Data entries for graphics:
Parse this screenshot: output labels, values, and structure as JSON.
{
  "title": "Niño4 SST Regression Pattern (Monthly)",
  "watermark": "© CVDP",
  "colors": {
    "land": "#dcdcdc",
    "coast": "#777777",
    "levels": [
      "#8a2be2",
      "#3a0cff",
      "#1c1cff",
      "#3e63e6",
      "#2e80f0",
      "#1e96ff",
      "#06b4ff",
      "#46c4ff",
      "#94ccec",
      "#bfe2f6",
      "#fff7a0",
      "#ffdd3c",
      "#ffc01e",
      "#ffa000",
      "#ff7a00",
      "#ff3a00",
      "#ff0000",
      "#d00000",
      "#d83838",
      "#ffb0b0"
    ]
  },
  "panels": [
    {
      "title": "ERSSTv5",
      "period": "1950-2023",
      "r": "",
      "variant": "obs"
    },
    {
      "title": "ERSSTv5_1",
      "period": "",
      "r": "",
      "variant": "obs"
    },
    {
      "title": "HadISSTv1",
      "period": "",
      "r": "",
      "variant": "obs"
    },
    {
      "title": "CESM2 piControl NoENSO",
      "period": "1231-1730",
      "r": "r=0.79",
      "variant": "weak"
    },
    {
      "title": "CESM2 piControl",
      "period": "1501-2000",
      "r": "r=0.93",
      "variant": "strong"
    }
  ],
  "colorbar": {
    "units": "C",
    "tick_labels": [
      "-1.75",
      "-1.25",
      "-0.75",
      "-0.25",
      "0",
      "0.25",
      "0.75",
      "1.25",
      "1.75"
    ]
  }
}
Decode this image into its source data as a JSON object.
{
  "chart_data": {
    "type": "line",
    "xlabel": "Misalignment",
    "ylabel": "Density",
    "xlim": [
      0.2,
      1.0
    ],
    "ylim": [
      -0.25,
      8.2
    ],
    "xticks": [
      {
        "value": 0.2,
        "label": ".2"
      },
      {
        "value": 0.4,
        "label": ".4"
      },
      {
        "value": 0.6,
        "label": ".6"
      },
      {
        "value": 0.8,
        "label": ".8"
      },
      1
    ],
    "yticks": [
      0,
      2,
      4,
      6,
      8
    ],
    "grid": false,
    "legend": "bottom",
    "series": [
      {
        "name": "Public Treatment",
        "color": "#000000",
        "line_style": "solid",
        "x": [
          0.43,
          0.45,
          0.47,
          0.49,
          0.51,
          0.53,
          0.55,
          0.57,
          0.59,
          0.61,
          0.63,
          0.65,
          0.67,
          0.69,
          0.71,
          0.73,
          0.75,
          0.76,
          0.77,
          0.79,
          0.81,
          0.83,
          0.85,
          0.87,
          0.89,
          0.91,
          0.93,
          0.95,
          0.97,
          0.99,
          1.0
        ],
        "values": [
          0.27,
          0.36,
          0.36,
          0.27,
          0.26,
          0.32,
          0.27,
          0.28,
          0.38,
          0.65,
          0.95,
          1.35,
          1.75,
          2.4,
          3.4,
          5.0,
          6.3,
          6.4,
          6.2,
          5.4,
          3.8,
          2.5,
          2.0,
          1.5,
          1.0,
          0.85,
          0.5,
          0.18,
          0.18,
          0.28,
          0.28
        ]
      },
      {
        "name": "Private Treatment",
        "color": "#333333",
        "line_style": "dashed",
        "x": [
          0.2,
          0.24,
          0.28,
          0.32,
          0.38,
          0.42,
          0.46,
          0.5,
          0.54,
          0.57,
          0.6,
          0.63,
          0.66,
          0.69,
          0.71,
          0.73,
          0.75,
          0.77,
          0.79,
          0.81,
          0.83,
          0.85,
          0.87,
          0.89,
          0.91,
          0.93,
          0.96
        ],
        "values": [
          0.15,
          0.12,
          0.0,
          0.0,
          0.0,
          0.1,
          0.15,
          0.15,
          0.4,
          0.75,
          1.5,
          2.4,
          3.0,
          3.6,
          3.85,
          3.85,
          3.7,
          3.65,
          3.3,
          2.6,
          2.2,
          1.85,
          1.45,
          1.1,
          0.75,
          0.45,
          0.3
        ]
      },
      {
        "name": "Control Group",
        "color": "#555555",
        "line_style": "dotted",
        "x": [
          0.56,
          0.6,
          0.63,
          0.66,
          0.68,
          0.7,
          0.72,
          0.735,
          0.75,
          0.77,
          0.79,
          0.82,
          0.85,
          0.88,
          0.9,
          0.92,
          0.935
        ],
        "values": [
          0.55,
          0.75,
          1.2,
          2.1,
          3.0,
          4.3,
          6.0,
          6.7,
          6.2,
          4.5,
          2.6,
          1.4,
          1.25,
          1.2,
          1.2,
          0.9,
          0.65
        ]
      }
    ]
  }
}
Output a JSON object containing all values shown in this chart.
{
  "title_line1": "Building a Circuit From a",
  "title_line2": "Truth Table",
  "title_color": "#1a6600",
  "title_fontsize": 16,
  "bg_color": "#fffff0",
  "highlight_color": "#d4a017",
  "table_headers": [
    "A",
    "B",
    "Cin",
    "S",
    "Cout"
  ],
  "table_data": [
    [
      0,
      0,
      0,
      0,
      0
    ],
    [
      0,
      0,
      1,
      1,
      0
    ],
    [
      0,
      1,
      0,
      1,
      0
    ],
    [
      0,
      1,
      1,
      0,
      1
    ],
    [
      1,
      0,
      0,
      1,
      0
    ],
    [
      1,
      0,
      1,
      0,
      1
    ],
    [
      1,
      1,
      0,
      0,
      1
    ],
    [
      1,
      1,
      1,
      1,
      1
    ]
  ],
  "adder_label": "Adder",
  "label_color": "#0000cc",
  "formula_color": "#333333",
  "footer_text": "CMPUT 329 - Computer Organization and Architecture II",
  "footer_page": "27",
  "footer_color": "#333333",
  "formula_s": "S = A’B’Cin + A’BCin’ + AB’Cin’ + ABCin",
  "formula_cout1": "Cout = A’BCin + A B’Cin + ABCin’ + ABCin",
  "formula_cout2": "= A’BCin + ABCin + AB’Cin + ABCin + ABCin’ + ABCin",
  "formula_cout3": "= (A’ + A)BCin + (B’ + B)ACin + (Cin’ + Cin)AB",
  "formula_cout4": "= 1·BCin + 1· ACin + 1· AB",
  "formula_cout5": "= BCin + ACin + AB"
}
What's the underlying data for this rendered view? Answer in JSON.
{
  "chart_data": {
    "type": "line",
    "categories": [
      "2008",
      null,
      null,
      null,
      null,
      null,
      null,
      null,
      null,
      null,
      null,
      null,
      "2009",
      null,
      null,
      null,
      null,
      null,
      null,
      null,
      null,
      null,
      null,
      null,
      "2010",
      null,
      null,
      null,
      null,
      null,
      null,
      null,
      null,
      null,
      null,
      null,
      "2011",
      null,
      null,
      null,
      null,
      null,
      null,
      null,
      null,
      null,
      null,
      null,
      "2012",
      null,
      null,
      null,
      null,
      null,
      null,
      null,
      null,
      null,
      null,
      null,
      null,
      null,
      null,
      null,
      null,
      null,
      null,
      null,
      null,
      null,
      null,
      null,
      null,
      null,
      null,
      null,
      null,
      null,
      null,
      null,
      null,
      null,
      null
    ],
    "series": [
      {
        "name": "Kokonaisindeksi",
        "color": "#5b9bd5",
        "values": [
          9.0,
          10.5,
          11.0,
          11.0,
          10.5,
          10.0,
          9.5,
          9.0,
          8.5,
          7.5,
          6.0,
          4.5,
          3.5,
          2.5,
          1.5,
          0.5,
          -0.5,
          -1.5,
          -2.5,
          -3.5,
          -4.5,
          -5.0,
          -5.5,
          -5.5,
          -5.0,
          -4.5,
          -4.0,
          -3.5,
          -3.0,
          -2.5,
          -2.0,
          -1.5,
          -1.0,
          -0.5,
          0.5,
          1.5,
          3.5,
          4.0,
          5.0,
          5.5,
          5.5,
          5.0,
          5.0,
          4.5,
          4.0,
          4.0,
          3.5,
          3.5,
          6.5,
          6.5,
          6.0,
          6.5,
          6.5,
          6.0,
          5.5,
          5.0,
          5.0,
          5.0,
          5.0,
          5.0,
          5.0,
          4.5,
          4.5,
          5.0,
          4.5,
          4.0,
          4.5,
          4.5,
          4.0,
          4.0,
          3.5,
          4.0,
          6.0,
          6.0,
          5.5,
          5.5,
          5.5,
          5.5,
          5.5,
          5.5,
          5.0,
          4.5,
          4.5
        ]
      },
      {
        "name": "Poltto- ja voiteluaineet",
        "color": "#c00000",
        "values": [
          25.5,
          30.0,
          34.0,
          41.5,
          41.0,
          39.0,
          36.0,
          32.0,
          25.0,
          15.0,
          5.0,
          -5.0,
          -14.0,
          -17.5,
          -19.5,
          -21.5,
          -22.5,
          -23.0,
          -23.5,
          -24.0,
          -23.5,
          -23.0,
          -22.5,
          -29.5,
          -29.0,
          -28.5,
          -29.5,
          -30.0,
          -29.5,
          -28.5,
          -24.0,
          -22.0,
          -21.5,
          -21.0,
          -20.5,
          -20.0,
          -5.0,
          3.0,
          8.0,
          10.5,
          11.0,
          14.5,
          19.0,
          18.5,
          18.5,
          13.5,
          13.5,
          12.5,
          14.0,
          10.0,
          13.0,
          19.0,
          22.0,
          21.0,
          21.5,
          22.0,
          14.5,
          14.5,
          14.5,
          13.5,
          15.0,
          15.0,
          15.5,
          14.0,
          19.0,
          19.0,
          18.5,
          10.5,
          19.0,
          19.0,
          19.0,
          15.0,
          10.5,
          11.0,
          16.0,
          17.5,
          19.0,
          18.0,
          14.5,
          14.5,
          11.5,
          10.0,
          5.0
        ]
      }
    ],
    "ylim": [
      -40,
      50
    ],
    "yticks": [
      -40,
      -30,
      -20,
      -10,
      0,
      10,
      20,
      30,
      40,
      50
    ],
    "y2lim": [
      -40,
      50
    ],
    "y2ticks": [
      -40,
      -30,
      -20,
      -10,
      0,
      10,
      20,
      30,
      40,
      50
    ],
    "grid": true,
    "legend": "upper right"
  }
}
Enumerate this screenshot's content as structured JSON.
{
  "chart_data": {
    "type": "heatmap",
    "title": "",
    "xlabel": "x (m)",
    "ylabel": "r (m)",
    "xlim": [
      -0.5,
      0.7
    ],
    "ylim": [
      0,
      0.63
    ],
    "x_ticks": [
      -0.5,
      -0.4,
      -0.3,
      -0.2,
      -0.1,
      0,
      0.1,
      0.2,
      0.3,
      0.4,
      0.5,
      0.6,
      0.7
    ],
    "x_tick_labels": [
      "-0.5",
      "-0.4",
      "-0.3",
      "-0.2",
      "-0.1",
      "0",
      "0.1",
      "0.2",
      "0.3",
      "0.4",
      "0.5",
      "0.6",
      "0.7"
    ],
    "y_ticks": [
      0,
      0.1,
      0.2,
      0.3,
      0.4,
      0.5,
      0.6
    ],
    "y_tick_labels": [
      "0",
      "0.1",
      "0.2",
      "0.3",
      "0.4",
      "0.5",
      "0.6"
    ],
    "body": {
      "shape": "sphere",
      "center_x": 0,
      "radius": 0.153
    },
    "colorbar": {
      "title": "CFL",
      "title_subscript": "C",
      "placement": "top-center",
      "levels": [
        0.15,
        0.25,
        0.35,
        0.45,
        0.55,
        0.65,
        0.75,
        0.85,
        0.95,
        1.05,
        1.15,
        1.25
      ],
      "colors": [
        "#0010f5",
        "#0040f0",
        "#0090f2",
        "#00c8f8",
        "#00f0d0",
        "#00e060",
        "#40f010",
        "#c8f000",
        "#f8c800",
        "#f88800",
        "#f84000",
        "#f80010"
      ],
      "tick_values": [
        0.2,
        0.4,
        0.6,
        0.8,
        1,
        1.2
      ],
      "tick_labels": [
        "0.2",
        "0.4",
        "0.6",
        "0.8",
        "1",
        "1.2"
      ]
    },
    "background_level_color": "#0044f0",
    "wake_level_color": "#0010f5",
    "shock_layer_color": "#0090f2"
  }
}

REQUEST » Count the lines of the data that include the string "period", and give only that number.

SOLUTION FOR THIS TASK » 5